» **WHAT NEEDS TO BE DONE**: Quote the data below in full, please, without altering anything.

» **DATA RECORDS**:

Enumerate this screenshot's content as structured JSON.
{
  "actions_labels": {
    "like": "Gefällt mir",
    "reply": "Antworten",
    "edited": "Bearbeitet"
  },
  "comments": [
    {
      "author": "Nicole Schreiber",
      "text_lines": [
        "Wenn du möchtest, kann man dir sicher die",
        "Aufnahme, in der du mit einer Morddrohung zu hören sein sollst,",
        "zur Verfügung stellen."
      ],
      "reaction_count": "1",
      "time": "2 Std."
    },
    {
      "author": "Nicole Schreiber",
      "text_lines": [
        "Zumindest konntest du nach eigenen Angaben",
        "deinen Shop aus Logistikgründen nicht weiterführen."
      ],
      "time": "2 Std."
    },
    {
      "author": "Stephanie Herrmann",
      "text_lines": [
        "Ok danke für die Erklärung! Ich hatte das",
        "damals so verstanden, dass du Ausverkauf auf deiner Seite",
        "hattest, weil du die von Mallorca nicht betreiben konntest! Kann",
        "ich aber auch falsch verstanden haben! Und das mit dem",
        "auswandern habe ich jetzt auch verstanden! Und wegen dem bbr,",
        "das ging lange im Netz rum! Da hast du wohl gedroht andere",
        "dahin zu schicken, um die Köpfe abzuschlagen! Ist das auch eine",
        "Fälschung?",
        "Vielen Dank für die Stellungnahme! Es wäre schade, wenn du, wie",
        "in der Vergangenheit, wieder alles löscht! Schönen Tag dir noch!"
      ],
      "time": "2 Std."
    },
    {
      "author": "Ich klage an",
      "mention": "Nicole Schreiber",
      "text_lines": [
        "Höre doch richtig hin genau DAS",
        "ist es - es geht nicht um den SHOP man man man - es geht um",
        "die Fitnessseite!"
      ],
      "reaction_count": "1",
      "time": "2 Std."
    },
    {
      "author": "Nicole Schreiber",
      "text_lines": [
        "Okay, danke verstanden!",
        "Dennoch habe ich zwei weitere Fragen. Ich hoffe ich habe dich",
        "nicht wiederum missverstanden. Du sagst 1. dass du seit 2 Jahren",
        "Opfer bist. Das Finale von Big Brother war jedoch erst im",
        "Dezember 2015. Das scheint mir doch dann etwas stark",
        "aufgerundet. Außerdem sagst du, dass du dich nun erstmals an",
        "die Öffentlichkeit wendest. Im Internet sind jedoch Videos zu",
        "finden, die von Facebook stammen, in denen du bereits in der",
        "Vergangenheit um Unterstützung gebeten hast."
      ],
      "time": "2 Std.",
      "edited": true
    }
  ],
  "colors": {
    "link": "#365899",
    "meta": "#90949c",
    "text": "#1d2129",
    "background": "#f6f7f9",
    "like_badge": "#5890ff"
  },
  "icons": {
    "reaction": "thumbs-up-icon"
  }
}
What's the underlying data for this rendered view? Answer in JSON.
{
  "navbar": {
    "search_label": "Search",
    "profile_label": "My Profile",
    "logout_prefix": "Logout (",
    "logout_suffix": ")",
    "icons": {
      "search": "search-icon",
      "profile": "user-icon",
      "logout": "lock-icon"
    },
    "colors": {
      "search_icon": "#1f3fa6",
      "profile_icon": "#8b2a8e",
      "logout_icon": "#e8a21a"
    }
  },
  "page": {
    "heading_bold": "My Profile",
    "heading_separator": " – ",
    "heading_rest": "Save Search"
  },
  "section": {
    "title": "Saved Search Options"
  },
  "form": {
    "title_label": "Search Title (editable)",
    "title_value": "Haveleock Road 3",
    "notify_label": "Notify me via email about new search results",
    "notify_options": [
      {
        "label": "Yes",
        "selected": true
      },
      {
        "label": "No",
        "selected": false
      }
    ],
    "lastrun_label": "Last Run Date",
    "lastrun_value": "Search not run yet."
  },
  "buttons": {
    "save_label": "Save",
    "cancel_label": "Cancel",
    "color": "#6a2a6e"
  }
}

» **OUTPUT OF THE EXERCISE**:
Enumerate this screenshot's content as structured JSON.
{
  "actions_labels": {
    "like": "Gefällt mir",
    "reply": "Antworten",
    "edited": "Bearbeitet"
  },
  "comments": [
    {
      "author": "Nicole Schreiber",
      "text_lines": [
        "Wenn du möchtest, kann man dir sicher die",
        "Aufnahme, in der du mit einer Morddrohung zu hören sein sollst,",
        "zur Verfügung stellen."
      ],
      "reaction_count": "1",
      "time": "2 Std."
    },
    {
      "author": "Nicole Schreiber",
      "text_lines": [
        "Zumindest konntest du nach eigenen Angaben",
        "deinen Shop aus Logistikgründen nicht weiterführen."
      ],
      "time": "2 Std."
    },
    {
      "author": "Stephanie Herrmann",
      "text_lines": [
        "Ok danke für die Erklärung! Ich hatte das",
        "damals so verstanden, dass du Ausverkauf auf deiner Seite",
        "hattest, weil du die von Mallorca nicht betreiben konntest! Kann",
        "ich aber auch falsch verstanden haben! Und das mit dem",
        "auswandern habe ich jetzt auch verstanden! Und wegen dem bbr,",
        "das ging lange im Netz rum! Da hast du wohl gedroht andere",
        "dahin zu schicken, um die Köpfe abzuschlagen! Ist das auch eine",
        "Fälschung?",
        "Vielen Dank für die Stellungnahme! Es wäre schade, wenn du, wie",
        "in der Vergangenheit, wieder alles löscht! Schönen Tag dir noch!"
      ],
      "time": "2 Std."
    },
    {
      "author": "Ich klage an",
      "mention": "Nicole Schreiber",
      "text_lines": [
        "Höre doch richtig hin genau DAS",
        "ist es - es geht nicht um den SHOP man man man - es geht um",
        "die Fitnessseite!"
      ],
      "reaction_count": "1",
      "time": "2 Std."
    },
    {
      "author": "Nicole Schreiber",
      "text_lines": [
        "Okay, danke verstanden!",
        "Dennoch habe ich zwei weitere Fragen. Ich hoffe ich habe dich",
        "nicht wiederum missverstanden. Du sagst 1. dass du seit 2 Jahren",
        "Opfer bist. Das Finale von Big Brother war jedoch erst im",
        "Dezember 2015. Das scheint mir doch dann etwas stark",
        "aufgerundet. Außerdem sagst du, dass du dich nun erstmals an",
        "die Öffentlichkeit wendest. Im Internet sind jedoch Videos zu",
        "finden, die von Facebook stammen, in denen du bereits in der",
        "Vergangenheit um Unterstützung gebeten hast."
      ],
      "time": "2 Std.",
      "edited": true
    }
  ],
  "colors": {
    "link": "#365899",
    "meta": "#90949c",
    "text": "#1d2129",
    "background": "#f6f7f9",
    "like_badge": "#5890ff"
  },
  "icons": {
    "reaction": "thumbs-up-icon"
  }
}
What's the underlying data for this rendered view? Answer in JSON.
{
  "navbar": {
    "search_label": "Search",
    "profile_label": "My Profile",
    "logout_prefix": "Logout (",
    "logout_suffix": ")",
    "icons": {
      "search": "search-icon",
      "profile": "user-icon",
      "logout": "lock-icon"
    },
    "colors": {
      "search_icon": "#1f3fa6",
      "profile_icon": "#8b2a8e",
      "logout_icon": "#e8a21a"
    }
  },
  "page": {
    "heading_bold": "My Profile",
    "heading_separator": " – ",
    "heading_rest": "Save Search"
  },
  "section": {
    "title": "Saved Search Options"
  },
  "form": {
    "title_label": "Search Title (editable)",
    "title_value": "Haveleock Road 3",
    "notify_label": "Notify me via email about new search results",
    "notify_options": [
      {
        "label": "Yes",
        "selected": true
      },
      {
        "label": "No",
        "selected": false
      }
    ],
    "lastrun_label": "Last Run Date",
    "lastrun_value": "Search not run yet."
  },
  "buttons": {
    "save_label": "Save",
    "cancel_label": "Cancel",
    "color": "#6a2a6e"
  }
}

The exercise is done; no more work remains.